_Task details_. Reproduce the listing below verbatim.

_Data items_.
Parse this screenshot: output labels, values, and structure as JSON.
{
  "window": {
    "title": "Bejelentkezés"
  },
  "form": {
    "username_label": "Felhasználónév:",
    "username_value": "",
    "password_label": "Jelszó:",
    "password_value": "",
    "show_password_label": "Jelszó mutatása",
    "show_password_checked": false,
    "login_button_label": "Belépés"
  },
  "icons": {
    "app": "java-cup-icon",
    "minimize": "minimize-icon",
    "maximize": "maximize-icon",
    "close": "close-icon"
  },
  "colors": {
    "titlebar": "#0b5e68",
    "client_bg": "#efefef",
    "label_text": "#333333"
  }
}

_Solved problem_.
Parse this screenshot: output labels, values, and structure as JSON.
{
  "window": {
    "title": "Bejelentkezés"
  },
  "form": {
    "username_label": "Felhasználónév:",
    "username_value": "",
    "password_label": "Jelszó:",
    "password_value": "",
    "show_password_label": "Jelszó mutatása",
    "show_password_checked": false,
    "login_button_label": "Belépés"
  },
  "icons": {
    "app": "java-cup-icon",
    "minimize": "minimize-icon",
    "maximize": "maximize-icon",
    "close": "close-icon"
  },
  "colors": {
    "titlebar": "#0b5e68",
    "client_bg": "#efefef",
    "label_text": "#333333"
  }
}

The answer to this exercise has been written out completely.